**REQUIREMENTS:**
Write out the records word for word, with no pictures.

Items from a dataset
..............................
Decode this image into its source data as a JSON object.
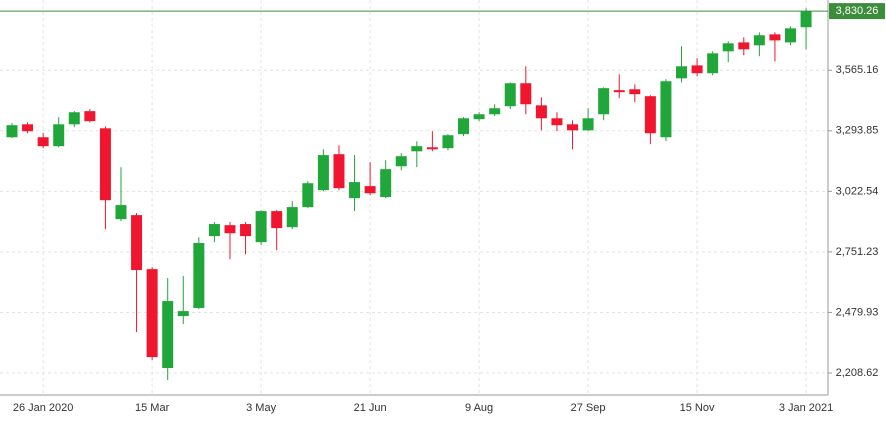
{
  "chart_data": {
    "type": "candlestick",
    "categories": [
      null,
      null,
      "26 Jan 2020",
      null,
      null,
      null,
      null,
      null,
      null,
      "15 Mar",
      null,
      null,
      null,
      null,
      null,
      null,
      "3 May",
      null,
      null,
      null,
      null,
      null,
      null,
      "21 Jun",
      null,
      null,
      null,
      null,
      null,
      null,
      "9 Aug",
      null,
      null,
      null,
      null,
      null,
      null,
      "27 Sep",
      null,
      null,
      null,
      null,
      null,
      null,
      "15 Nov",
      null,
      null,
      null,
      null,
      null,
      null,
      "3 Jan 2021"
    ],
    "open": [
      3265,
      3323,
      3265,
      3225,
      3323,
      3382,
      3305,
      2898,
      2916,
      2674,
      2231,
      2464,
      2500,
      2822,
      2871,
      2876,
      2795,
      2934,
      2862,
      2952,
      3028,
      3189,
      2992,
      3046,
      2997,
      3135,
      3202,
      3220,
      3216,
      3279,
      3346,
      3368,
      3404,
      3507,
      3408,
      3350,
      3323,
      3296,
      3368,
      3476,
      3480,
      3449,
      3265,
      3529,
      3587,
      3552,
      3650,
      3690,
      3677,
      3726,
      3690,
      3758
    ],
    "high": [
      3328,
      3332,
      3283,
      3355,
      3382,
      3391,
      3314,
      3131,
      2925,
      2683,
      2634,
      2643,
      2817,
      2885,
      2885,
      2885,
      2938,
      2938,
      2979,
      3068,
      3211,
      3229,
      3185,
      3153,
      3162,
      3194,
      3247,
      3292,
      3279,
      3355,
      3377,
      3413,
      3511,
      3583,
      3444,
      3377,
      3341,
      3395,
      3489,
      3547,
      3502,
      3453,
      3525,
      3673,
      3619,
      3650,
      3695,
      3713,
      3735,
      3735,
      3762,
      3843
    ],
    "low": [
      3261,
      3283,
      3216,
      3220,
      3310,
      3332,
      2853,
      2889,
      2392,
      2267,
      2177,
      2428,
      2495,
      2795,
      2719,
      2741,
      2782,
      2759,
      2853,
      2947,
      3023,
      3028,
      2934,
      3005,
      2992,
      3117,
      3131,
      3202,
      3207,
      3270,
      3337,
      3359,
      3391,
      3368,
      3296,
      3292,
      3211,
      3292,
      3341,
      3440,
      3422,
      3234,
      3247,
      3511,
      3538,
      3543,
      3601,
      3632,
      3628,
      3605,
      3677,
      3659
    ],
    "close": [
      3319,
      3292,
      3225,
      3323,
      3377,
      3337,
      2983,
      2961,
      2670,
      2280,
      2531,
      2486,
      2791,
      2876,
      2835,
      2822,
      2934,
      2858,
      2952,
      3059,
      3185,
      3037,
      3064,
      3014,
      3122,
      3180,
      3225,
      3211,
      3274,
      3350,
      3368,
      3395,
      3507,
      3413,
      3350,
      3319,
      3296,
      3350,
      3485,
      3467,
      3458,
      3283,
      3516,
      3583,
      3552,
      3641,
      3686,
      3659,
      3722,
      3699,
      3753,
      3830.26
    ],
    "up_color": "#21a63a",
    "down_color": "#f0162f",
    "ylim": [
      2110,
      3880
    ],
    "yticks": [
      {
        "value": 2208.62,
        "label": "2,208.62"
      },
      {
        "value": 2479.93,
        "label": "2,479.93"
      },
      {
        "value": 2751.23,
        "label": "2,751.23"
      },
      {
        "value": 3022.54,
        "label": "3,022.54"
      },
      {
        "value": 3293.85,
        "label": "3,293.85"
      },
      {
        "value": 3565.16,
        "label": "3,565.16"
      }
    ],
    "last_price": {
      "value": 3830.26,
      "label": "3,830.26"
    },
    "grid": true
  }
}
..............................
**OUTPUT BELOW:**
Decode this image into its source data as a JSON object.
{
  "chart_data": {
    "type": "candlestick",
    "categories": [
      null,
      null,
      "26 Jan 2020",
      null,
      null,
      null,
      null,
      null,
      null,
      "15 Mar",
      null,
      null,
      null,
      null,
      null,
      null,
      "3 May",
      null,
      null,
      null,
      null,
      null,
      null,
      "21 Jun",
      null,
      null,
      null,
      null,
      null,
      null,
      "9 Aug",
      null,
      null,
      null,
      null,
      null,
      null,
      "27 Sep",
      null,
      null,
      null,
      null,
      null,
      null,
      "15 Nov",
      null,
      null,
      null,
      null,
      null,
      null,
      "3 Jan 2021"
    ],
    "open": [
      3265,
      3323,
      3265,
      3225,
      3323,
      3382,
      3305,
      2898,
      2916,
      2674,
      2231,
      2464,
      2500,
      2822,
      2871,
      2876,
      2795,
      2934,
      2862,
      2952,
      3028,
      3189,
      2992,
      3046,
      2997,
      3135,
      3202,
      3220,
      3216,
      3279,
      3346,
      3368,
      3404,
      3507,
      3408,
      3350,
      3323,
      3296,
      3368,
      3476,
      3480,
      3449,
      3265,
      3529,
      3587,
      3552,
      3650,
      3690,
      3677,
      3726,
      3690,
      3758
    ],
    "high": [
      3328,
      3332,
      3283,
      3355,
      3382,
      3391,
      3314,
      3131,
      2925,
      2683,
      2634,
      2643,
      2817,
      2885,
      2885,
      2885,
      2938,
      2938,
      2979,
      3068,
      3211,
      3229,
      3185,
      3153,
      3162,
      3194,
      3247,
      3292,
      3279,
      3355,
      3377,
      3413,
      3511,
      3583,
      3444,
      3377,
      3341,
      3395,
      3489,
      3547,
      3502,
      3453,
      3525,
      3673,
      3619,
      3650,
      3695,
      3713,
      3735,
      3735,
      3762,
      3843
    ],
    "low": [
      3261,
      3283,
      3216,
      3220,
      3310,
      3332,
      2853,
      2889,
      2392,
      2267,
      2177,
      2428,
      2495,
      2795,
      2719,
      2741,
      2782,
      2759,
      2853,
      2947,
      3023,
      3028,
      2934,
      3005,
      2992,
      3117,
      3131,
      3202,
      3207,
      3270,
      3337,
      3359,
      3391,
      3368,
      3296,
      3292,
      3211,
      3292,
      3341,
      3440,
      3422,
      3234,
      3247,
      3511,
      3538,
      3543,
      3601,
      3632,
      3628,
      3605,
      3677,
      3659
    ],
    "close": [
      3319,
      3292,
      3225,
      3323,
      3377,
      3337,
      2983,
      2961,
      2670,
      2280,
      2531,
      2486,
      2791,
      2876,
      2835,
      2822,
      2934,
      2858,
      2952,
      3059,
      3185,
      3037,
      3064,
      3014,
      3122,
      3180,
      3225,
      3211,
      3274,
      3350,
      3368,
      3395,
      3507,
      3413,
      3350,
      3319,
      3296,
      3350,
      3485,
      3467,
      3458,
      3283,
      3516,
      3583,
      3552,
      3641,
      3686,
      3659,
      3722,
      3699,
      3753,
      3830.26
    ],
    "up_color": "#21a63a",
    "down_color": "#f0162f",
    "ylim": [
      2110,
      3880
    ],
    "yticks": [
      {
        "value": 2208.62,
        "label": "2,208.62"
      },
      {
        "value": 2479.93,
        "label": "2,479.93"
      },
      {
        "value": 2751.23,
        "label": "2,751.23"
      },
      {
        "value": 3022.54,
        "label": "3,022.54"
      },
      {
        "value": 3293.85,
        "label": "3,293.85"
      },
      {
        "value": 3565.16,
        "label": "3,565.16"
      }
    ],
    "last_price": {
      "value": 3830.26,
      "label": "3,830.26"
    },
    "grid": true
  }
}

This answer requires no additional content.